### Given text
import csv
import json
import numpy as np
import re
2. Invoke the necessary parameters to work with the transaction file
# Enter the refperiod of your transaction file
refperiod = "23q3"
# Extract the year and quarter using regular expressions
match = re.match(r'(\d{2})q(\d)', refperiod)
if match:
year = match.group(1)
quarter = int(match.group(2))
# Calculate the start month
start_month = str((quarter - 1) * 3 + 1).zfill(2)
# Calculate the end month
end_month = str(quarter * 3).zfill(2)
# Combine the year and month to get the desired format
startMonthID = start_month + year
endMonthID = end_month + year
print("Start Month:", startMonthID)
print("End Month:", endMonthID)
else:
print("Invalid refperiod format.")
Example output: Start Month: 0723 End Month: 0923
3. Read the csv file
df = pd.read_csv(f'transaction_resi_converted_raw_csv_{refperiod}.csv', converters = {'leaseDate': str, 'noOfBedRoom': str})

### Task instructions
**1.** In the Python code for the transaction file, rename "quarter" to "qtr" everywhere from "# Extract the" down to "quarter = int(match.group(2))", and write out that part again.
**2.** Go on with the Python walkthrough for the transaction file, starting after its last line.
The records have nothing to do with the Python code for the transaction file.

### Material shown
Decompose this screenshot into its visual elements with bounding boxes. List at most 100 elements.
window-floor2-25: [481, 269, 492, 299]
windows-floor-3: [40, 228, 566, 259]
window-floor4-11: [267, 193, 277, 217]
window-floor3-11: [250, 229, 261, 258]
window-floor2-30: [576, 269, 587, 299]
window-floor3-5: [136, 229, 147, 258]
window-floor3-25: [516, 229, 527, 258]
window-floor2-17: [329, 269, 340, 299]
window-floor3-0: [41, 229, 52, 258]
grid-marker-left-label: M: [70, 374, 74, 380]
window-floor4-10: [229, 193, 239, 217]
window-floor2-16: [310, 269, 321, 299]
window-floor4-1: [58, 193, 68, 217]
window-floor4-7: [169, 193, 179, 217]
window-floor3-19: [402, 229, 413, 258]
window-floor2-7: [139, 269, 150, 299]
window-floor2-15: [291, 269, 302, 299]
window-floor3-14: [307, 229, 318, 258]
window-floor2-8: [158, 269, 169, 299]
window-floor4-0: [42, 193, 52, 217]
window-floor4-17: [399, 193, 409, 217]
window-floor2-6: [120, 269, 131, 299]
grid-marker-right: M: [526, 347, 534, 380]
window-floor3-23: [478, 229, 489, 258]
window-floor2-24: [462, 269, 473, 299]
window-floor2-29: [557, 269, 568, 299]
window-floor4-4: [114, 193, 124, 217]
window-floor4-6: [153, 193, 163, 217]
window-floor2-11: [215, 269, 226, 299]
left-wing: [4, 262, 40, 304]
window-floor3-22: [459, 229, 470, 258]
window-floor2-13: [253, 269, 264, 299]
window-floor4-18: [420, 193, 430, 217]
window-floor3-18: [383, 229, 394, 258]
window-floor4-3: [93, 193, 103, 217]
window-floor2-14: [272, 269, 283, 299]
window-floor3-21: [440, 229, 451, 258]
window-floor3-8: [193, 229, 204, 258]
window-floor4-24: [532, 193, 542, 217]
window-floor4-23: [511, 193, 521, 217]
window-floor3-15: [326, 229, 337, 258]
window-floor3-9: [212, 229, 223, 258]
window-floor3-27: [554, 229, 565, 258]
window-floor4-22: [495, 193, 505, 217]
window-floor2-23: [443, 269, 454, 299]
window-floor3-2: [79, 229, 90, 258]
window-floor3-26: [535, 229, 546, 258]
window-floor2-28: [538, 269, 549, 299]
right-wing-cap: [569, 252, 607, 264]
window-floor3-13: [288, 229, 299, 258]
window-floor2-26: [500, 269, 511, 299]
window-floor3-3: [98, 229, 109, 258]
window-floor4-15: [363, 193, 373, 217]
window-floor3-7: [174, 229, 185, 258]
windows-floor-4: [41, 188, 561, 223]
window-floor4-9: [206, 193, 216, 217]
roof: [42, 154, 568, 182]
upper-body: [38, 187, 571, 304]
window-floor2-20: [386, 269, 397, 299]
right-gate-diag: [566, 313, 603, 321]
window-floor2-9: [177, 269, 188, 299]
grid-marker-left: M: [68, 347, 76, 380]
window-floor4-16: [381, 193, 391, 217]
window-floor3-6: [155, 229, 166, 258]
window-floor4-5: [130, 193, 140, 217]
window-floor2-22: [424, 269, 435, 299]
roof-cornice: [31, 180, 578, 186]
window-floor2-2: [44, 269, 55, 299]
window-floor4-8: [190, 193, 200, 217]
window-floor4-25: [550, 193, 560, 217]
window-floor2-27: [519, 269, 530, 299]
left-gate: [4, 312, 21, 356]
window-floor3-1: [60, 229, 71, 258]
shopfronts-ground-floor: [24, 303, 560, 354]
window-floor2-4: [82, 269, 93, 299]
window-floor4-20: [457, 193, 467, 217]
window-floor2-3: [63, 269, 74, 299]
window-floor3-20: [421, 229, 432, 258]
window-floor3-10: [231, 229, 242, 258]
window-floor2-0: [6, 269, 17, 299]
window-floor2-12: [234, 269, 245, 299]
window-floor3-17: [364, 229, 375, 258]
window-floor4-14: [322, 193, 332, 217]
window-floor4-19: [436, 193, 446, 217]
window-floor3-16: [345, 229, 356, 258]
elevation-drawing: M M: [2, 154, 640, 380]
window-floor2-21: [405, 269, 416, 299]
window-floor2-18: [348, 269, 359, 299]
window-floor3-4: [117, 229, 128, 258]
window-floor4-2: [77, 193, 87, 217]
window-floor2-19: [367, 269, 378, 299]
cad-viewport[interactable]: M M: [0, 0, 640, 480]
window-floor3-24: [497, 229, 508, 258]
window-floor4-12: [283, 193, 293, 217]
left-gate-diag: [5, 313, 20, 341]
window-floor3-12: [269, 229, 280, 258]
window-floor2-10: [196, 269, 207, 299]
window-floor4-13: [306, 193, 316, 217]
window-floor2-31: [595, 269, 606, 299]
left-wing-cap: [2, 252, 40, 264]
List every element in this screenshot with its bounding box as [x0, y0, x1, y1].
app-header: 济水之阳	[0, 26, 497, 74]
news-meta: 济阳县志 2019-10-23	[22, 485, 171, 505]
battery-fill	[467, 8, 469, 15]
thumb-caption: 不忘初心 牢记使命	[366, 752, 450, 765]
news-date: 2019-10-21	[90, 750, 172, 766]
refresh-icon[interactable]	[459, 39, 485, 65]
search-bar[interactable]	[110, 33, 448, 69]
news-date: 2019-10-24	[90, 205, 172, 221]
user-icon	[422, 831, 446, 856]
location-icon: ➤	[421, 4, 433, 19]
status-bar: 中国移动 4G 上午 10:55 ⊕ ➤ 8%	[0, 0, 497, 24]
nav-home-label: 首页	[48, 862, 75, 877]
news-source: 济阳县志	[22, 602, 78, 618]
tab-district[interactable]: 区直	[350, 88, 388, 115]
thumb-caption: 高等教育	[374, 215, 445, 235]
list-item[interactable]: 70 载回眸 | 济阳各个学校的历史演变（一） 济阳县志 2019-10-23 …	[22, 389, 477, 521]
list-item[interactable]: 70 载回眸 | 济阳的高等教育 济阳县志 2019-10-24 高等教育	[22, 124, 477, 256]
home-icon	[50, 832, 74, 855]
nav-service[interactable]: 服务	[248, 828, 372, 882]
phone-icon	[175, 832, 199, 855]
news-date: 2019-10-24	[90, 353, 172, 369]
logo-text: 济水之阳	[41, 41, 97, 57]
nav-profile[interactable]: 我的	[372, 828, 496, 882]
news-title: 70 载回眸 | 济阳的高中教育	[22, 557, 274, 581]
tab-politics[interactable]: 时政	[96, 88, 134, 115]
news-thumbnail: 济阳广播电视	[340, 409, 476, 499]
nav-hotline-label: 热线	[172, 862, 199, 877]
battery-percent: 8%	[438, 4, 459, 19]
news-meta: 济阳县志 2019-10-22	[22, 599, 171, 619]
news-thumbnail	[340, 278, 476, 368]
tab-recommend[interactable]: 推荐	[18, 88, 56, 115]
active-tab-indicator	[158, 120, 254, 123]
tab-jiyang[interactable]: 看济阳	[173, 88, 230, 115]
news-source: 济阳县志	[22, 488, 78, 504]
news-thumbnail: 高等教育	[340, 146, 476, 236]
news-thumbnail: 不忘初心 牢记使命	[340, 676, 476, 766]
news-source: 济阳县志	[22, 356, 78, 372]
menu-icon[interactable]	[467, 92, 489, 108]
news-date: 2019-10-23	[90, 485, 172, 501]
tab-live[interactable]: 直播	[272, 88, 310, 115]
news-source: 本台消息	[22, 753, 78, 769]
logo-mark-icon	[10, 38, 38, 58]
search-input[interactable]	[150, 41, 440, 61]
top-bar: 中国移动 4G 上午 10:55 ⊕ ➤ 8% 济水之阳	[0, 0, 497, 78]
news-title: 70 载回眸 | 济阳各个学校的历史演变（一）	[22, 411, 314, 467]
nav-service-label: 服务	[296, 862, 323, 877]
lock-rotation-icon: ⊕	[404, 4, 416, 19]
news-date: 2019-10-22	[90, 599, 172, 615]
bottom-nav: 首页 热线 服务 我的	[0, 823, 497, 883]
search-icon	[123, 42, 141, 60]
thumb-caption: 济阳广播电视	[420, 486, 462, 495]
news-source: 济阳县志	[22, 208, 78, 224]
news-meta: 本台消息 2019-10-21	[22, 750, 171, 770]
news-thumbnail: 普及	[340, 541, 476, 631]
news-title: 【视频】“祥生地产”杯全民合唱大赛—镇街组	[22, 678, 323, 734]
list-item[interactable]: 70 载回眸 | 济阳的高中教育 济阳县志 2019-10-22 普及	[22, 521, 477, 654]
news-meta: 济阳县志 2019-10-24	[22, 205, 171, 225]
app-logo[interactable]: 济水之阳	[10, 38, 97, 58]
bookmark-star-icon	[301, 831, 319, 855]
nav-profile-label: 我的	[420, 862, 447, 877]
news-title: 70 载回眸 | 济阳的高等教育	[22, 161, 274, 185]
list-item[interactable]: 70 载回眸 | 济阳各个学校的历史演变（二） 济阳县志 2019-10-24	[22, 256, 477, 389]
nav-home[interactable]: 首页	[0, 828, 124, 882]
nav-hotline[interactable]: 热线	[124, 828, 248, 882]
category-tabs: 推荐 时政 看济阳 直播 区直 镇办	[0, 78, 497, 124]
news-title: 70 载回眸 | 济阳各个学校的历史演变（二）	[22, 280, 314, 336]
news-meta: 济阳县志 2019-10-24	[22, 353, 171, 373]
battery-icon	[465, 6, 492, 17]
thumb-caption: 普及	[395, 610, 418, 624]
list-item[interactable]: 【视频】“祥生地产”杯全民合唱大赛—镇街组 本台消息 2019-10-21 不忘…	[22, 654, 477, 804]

### Answers per task
**1.**
# Extract the year and qtr using regular expressions
match = re.match(r'(\d{2})q(\d)', refperiod)
if match:
year = match.group(1)
qtr = int(match.group(2))

**2.**
4. Filter for property tranasctions for EC & Private Condos. Get the average area sqft of each transaction record
df = df[df.propertyType.isin(["Non-landed Properties", "Executive Condominium"])]
df = df[df.noOfBedRoom.isin(["1","2","3","4","5"])]
df['areaSqft'] = np.where(df['areaSqft'] == '>3000', '3000-3000', df['areaSqft'])
df[['areaSqft_lower', 'areaSqft_higher']] = df['areaSqft'].str.split('-', expand=True)
df = df.astype({"areaSqft_lower":"int","areaSqft_higher":"int"})
col = df.loc[: , "areaSqft_lower":"areaSqft_higher"]
df['mean_areaSqft'] = col.mean(axis=1)
df
5. Aggregrate the transactions by Project & No. of Bedrooms
df = df.groupby(['project', 'noOfBedRoom','propertyType']).mean().reset_index()
df = df.replace(to_replace="Non-landed Properties",
value="Private Condominium")
df = df.astype({"mean_areaSqft":"str"})
df.dtypes
df['mean_areaSqft'] = np.where(df['mean_areaSqft'] == '3000.0', '>3000', df['mean_areaSqft'])
df = df.drop(['areaSqft_lower', 'areaSqft_higher'], axis=1)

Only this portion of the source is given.